Le ministre blessé

Yves Bolduc n'a jamais fait l'objet de grandes controverses depuis qu'il est entré en politique. Bon gars, à tu et à toi avec les journalistes, il prenait toujours plaisir à expliquer le réseau de la santé et plus récemment, à s'enthousiasmer pour son mandat à l'éducation.
Ce n'est pas le même homme qu'on a vu mardi, dans un point de presse chargé d'émotions. C'est un Yves Bolduc blessé, révolté de voir sa réputation ternie. Les politiciens ont l'habitude de voir leurs politiques mises à l'épreuve, mais c'est beaucoup plus pénible lorsque c'est leur intégrité personnelle qui est en cause.
Yves Bolduc a passé de longues minutes à argumenter avec les journalistes, à se défendre, à expliquer à quel point il avait trimé dur : pendant que d'autres «faisaient du ski le samedi ou le dimanche et les jours fériés» ou «allaient manger au resto le mercredi soir», lui rencontrait des patients.
Personne, pendant ce point de presse, n'a remis en cause les heures de travail effectuées ou encore sa compassion pour les malades. Ce n'est pas ça qui fait controverse. C'est le fait d'avoir touché 215 000 $ pour inscrire autant de patients, dans un contexte politique survolté de gouvernement minoritaire qui annonçait des élections plus tôt que tard. Des patients qu'il devrait abandonner si les libéraux étaient réélus et qu'il accédait au cabinet.

══════

Série de tâches:
**A.** Répondez brièvement à ces questions sur le texte sur Yves Bolduc.
(i) Quel jour le point de presse chargé d'émotions a-t-il eu lieu ?
(ii) Pour quel mandat Yves Bolduc s'enthousiasmait-il plus récemment ?
(iii) Quelle somme a-t-il touchée pour inscrire autant de patients ?
**B.** Recopiez tel quel le passage du texte sur Yves Bolduc qui va de « Yves Bolduc n'a » jusqu'à « mandat à l'éducation. ».

══════

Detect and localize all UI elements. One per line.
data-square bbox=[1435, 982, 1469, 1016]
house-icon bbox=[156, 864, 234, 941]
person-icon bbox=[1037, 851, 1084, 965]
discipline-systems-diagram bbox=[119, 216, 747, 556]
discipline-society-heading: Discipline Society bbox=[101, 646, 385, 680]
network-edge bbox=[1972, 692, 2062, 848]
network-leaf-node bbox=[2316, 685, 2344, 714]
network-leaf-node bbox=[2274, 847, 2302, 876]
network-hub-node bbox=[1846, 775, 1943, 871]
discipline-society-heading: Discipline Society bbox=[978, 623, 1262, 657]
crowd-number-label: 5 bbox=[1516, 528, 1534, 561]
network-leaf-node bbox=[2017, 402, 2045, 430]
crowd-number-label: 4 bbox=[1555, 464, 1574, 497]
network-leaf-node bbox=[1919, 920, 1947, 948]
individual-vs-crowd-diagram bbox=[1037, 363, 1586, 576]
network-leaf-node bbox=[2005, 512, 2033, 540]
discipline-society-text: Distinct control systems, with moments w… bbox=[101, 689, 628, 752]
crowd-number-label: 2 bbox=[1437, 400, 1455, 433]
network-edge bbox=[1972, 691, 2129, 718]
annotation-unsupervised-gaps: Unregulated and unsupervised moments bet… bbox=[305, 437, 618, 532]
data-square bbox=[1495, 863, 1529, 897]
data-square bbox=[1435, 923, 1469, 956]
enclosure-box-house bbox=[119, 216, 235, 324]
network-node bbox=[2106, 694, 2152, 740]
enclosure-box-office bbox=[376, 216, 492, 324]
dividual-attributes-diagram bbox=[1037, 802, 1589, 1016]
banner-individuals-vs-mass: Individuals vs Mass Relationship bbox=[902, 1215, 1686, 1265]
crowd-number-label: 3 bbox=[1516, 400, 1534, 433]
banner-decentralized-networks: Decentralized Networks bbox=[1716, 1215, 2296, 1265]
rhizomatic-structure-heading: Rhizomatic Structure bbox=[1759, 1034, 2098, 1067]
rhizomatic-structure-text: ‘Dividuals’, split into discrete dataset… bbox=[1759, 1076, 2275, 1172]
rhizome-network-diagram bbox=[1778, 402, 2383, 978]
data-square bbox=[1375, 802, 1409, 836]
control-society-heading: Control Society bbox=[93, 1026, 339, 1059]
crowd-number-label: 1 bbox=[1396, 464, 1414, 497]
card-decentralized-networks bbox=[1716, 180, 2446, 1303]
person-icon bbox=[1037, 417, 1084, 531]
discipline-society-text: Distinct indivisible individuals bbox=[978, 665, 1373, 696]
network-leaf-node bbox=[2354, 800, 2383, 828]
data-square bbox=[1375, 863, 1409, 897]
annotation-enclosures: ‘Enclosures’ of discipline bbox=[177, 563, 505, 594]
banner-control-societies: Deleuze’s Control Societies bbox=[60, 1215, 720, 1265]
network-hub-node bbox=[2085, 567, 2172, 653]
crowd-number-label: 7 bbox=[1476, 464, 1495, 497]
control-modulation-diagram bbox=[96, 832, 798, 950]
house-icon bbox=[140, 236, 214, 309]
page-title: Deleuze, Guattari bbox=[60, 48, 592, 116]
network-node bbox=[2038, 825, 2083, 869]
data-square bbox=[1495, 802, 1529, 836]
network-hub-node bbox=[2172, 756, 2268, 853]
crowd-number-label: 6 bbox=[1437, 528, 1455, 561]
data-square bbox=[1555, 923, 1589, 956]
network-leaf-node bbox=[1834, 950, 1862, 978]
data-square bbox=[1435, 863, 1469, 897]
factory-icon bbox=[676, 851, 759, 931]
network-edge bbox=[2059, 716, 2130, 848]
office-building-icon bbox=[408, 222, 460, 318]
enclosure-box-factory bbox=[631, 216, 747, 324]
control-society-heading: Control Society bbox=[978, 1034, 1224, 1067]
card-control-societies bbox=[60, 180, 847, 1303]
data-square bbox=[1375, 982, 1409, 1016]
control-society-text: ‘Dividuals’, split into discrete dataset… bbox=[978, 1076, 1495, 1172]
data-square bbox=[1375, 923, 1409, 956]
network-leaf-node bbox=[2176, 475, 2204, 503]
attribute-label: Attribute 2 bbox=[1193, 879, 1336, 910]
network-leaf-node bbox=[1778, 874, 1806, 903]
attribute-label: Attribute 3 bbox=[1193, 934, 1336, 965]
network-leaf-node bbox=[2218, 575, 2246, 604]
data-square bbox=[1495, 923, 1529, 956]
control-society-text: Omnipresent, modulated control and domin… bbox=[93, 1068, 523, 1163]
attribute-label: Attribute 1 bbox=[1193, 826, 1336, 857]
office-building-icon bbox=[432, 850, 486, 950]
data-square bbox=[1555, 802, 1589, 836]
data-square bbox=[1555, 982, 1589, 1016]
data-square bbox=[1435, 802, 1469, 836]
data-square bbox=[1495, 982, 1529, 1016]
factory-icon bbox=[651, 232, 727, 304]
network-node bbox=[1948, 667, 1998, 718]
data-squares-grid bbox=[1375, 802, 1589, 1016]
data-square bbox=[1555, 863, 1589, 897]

══════

Réponses par tâche:
**A.**
(i) Mardi.
(ii) Son mandat à l'éducation.
(iii) 215 000 $.

**B.**
Yves Bolduc n'a jamais fait l'objet de grandes controverses depuis qu'il est entré en politique. Bon gars, à tu et à toi avec les journalistes, il prenait toujours plaisir à expliquer le réseau de la santé et plus récemment, à s'enthousiasmer pour son mandat à l'éducation.